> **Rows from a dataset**
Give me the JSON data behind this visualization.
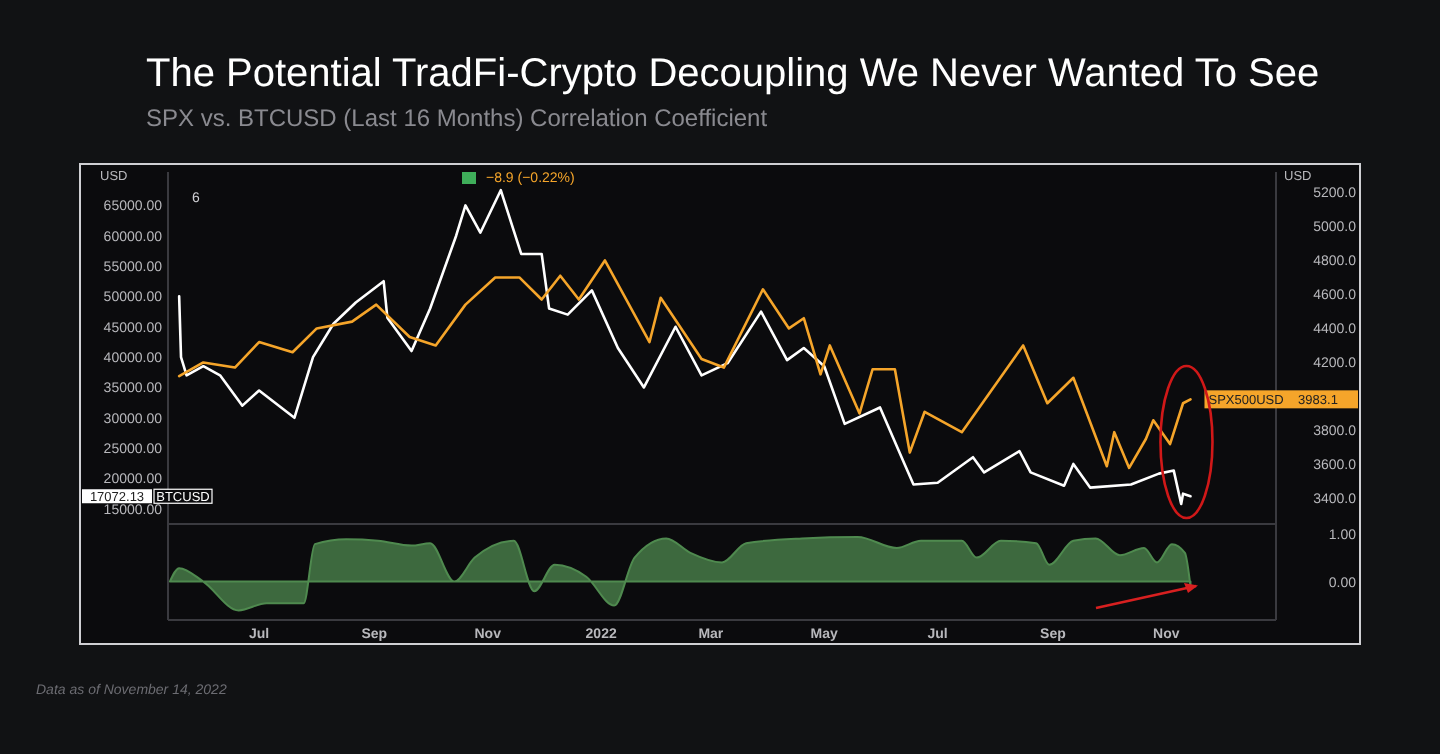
{
  "chart_data": [
    {
      "type": "line",
      "title": "The Potential TradFi-Crypto Decoupling We Never Wanted To See",
      "subtitle": "SPX vs. BTCUSD (Last 16 Months) Correlation Coefficient",
      "ylabel": "USD",
      "y2label": "USD",
      "tick_labels": "y",
      "xlim": [
        "2021-05-13",
        "2022-12-30"
      ],
      "ylim": [
        12500,
        70500
      ],
      "yticks": [
        {
          "value": 15000,
          "label": "15000.00"
        },
        {
          "value": 20000,
          "label": "20000.00"
        },
        {
          "value": 25000,
          "label": "25000.00"
        },
        {
          "value": 30000,
          "label": "30000.00"
        },
        {
          "value": 35000,
          "label": "35000.00"
        },
        {
          "value": 40000,
          "label": "40000.00"
        },
        {
          "value": 45000,
          "label": "45000.00"
        },
        {
          "value": 50000,
          "label": "50000.00"
        },
        {
          "value": 55000,
          "label": "55000.00"
        },
        {
          "value": 60000,
          "label": "60000.00"
        },
        {
          "value": 65000,
          "label": "65000.00"
        }
      ],
      "y2lim": [
        3250,
        5320
      ],
      "y2ticks": [
        {
          "value": 3400,
          "label": "3400.0"
        },
        {
          "value": 3600,
          "label": "3600.0"
        },
        {
          "value": 3800,
          "label": "3800.0"
        },
        {
          "value": 4200,
          "label": "4200.0"
        },
        {
          "value": 4400,
          "label": "4400.0"
        },
        {
          "value": 4600,
          "label": "4600.0"
        },
        {
          "value": 4800,
          "label": "4800.0"
        },
        {
          "value": 5000,
          "label": "5000.0"
        },
        {
          "value": 5200,
          "label": "5200.0"
        }
      ],
      "annotations": [
        "−8.9 (−0.22%)",
        "6",
        "17072.13",
        "3983.1"
      ],
      "series": [
        {
          "name": "BTCUSD",
          "color": "#ffffff",
          "x": [
            "2021-05-19",
            "2021-05-20",
            "2021-05-23",
            "2021-06-01",
            "2021-06-10",
            "2021-06-22",
            "2021-07-01",
            "2021-07-20",
            "2021-07-30",
            "2021-08-10",
            "2021-08-22",
            "2021-09-06",
            "2021-09-08",
            "2021-09-21",
            "2021-10-01",
            "2021-10-15",
            "2021-10-20",
            "2021-10-28",
            "2021-11-08",
            "2021-11-19",
            "2021-11-30",
            "2021-12-04",
            "2021-12-14",
            "2021-12-27",
            "2022-01-10",
            "2022-01-24",
            "2022-02-10",
            "2022-02-24",
            "2022-03-10",
            "2022-03-28",
            "2022-04-11",
            "2022-04-20",
            "2022-05-01",
            "2022-05-12",
            "2022-05-31",
            "2022-06-13",
            "2022-06-18",
            "2022-07-01",
            "2022-07-20",
            "2022-07-26",
            "2022-08-14",
            "2022-08-20",
            "2022-09-07",
            "2022-09-12",
            "2022-09-21",
            "2022-10-13",
            "2022-10-28",
            "2022-11-05",
            "2022-11-09",
            "2022-11-10",
            "2022-11-14"
          ],
          "values": [
            50000,
            40000,
            37000,
            38500,
            37000,
            32000,
            34500,
            30000,
            40000,
            45500,
            49000,
            52500,
            46500,
            41000,
            48000,
            60000,
            65000,
            60500,
            67500,
            57000,
            57000,
            48000,
            47000,
            51000,
            41500,
            35000,
            45000,
            37000,
            39000,
            47500,
            39500,
            41500,
            38500,
            29000,
            31700,
            22500,
            19000,
            19300,
            23500,
            21000,
            24500,
            21000,
            18800,
            22400,
            18500,
            19000,
            20800,
            21300,
            15800,
            17500,
            17072.13
          ]
        },
        {
          "name": "SPX500USD",
          "color": "#f5a52a",
          "axis": "y2",
          "x": [
            "2021-05-19",
            "2021-06-01",
            "2021-06-18",
            "2021-07-01",
            "2021-07-19",
            "2021-08-01",
            "2021-08-20",
            "2021-09-02",
            "2021-09-20",
            "2021-10-04",
            "2021-10-20",
            "2021-11-05",
            "2021-11-18",
            "2021-11-30",
            "2021-12-10",
            "2021-12-20",
            "2022-01-03",
            "2022-01-27",
            "2022-02-02",
            "2022-02-24",
            "2022-03-08",
            "2022-03-29",
            "2022-04-12",
            "2022-04-20",
            "2022-04-29",
            "2022-05-04",
            "2022-05-20",
            "2022-05-27",
            "2022-06-08",
            "2022-06-16",
            "2022-06-24",
            "2022-07-14",
            "2022-08-16",
            "2022-08-29",
            "2022-09-12",
            "2022-09-30",
            "2022-10-04",
            "2022-10-12",
            "2022-10-21",
            "2022-10-25",
            "2022-11-03",
            "2022-11-10",
            "2022-11-14"
          ],
          "values": [
            4120,
            4200,
            4170,
            4320,
            4260,
            4400,
            4440,
            4540,
            4350,
            4300,
            4540,
            4700,
            4700,
            4570,
            4710,
            4570,
            4800,
            4320,
            4580,
            4220,
            4170,
            4630,
            4400,
            4460,
            4130,
            4300,
            3900,
            4160,
            4160,
            3670,
            3910,
            3790,
            4300,
            3960,
            4110,
            3590,
            3790,
            3580,
            3750,
            3860,
            3720,
            3960,
            3983.1
          ]
        }
      ]
    },
    {
      "type": "area",
      "xlim": [
        "2021-05-13",
        "2022-12-30"
      ],
      "xticks": [
        {
          "value": "2021-07-01",
          "label": "Jul"
        },
        {
          "value": "2021-09-01",
          "label": "Sep"
        },
        {
          "value": "2021-11-01",
          "label": "Nov"
        },
        {
          "value": "2022-01-01",
          "label": "2022"
        },
        {
          "value": "2022-03-01",
          "label": "Mar"
        },
        {
          "value": "2022-05-01",
          "label": "May"
        },
        {
          "value": "2022-07-01",
          "label": "Jul"
        },
        {
          "value": "2022-09-01",
          "label": "Sep"
        },
        {
          "value": "2022-11-01",
          "label": "Nov"
        }
      ],
      "ylim": [
        -0.8,
        1.2
      ],
      "yticks": [
        {
          "value": 0,
          "label": "0.00"
        },
        {
          "value": 1,
          "label": "1.00"
        }
      ],
      "annotations": [
        "Data as of November 14, 2022"
      ],
      "series": [
        {
          "color": "#4f8a4f",
          "x": [
            "2021-05-14",
            "2021-05-19",
            "2021-06-01",
            "2021-06-20",
            "2021-07-05",
            "2021-07-25",
            "2021-07-31",
            "2021-08-17",
            "2021-09-03",
            "2021-09-21",
            "2021-10-01",
            "2021-10-14",
            "2021-10-25",
            "2021-11-15",
            "2021-11-26",
            "2021-12-07",
            "2021-12-24",
            "2022-01-08",
            "2022-01-19",
            "2022-02-05",
            "2022-02-18",
            "2022-03-07",
            "2022-03-20",
            "2022-04-19",
            "2022-05-19",
            "2022-06-09",
            "2022-06-22",
            "2022-07-14",
            "2022-07-22",
            "2022-08-04",
            "2022-08-23",
            "2022-08-30",
            "2022-09-12",
            "2022-09-24",
            "2022-10-07",
            "2022-10-20",
            "2022-10-27",
            "2022-11-04",
            "2022-11-11",
            "2022-11-14"
          ],
          "values": [
            0,
            0.28,
            0,
            -0.6,
            -0.45,
            -0.45,
            0.78,
            0.88,
            0.85,
            0.75,
            0.8,
            0,
            0.5,
            0.85,
            -0.2,
            0.35,
            0.1,
            -0.5,
            0.5,
            0.9,
            0.6,
            0.4,
            0.8,
            0.9,
            0.93,
            0.7,
            0.85,
            0.85,
            0.5,
            0.85,
            0.8,
            0.35,
            0.85,
            0.9,
            0.55,
            0.7,
            0.4,
            0.78,
            0.6,
            -0.1
          ]
        }
      ]
    }
  ]
}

> **EXERCISE PROMPT**
Pull every line containing the word "BTCUSD" out of the material and copy it.

> **OUTPUT OF THE EXERCISE**
      "subtitle": "SPX vs. BTCUSD (Last 16 Months) Correlation Coefficient",
          "name": "BTCUSD",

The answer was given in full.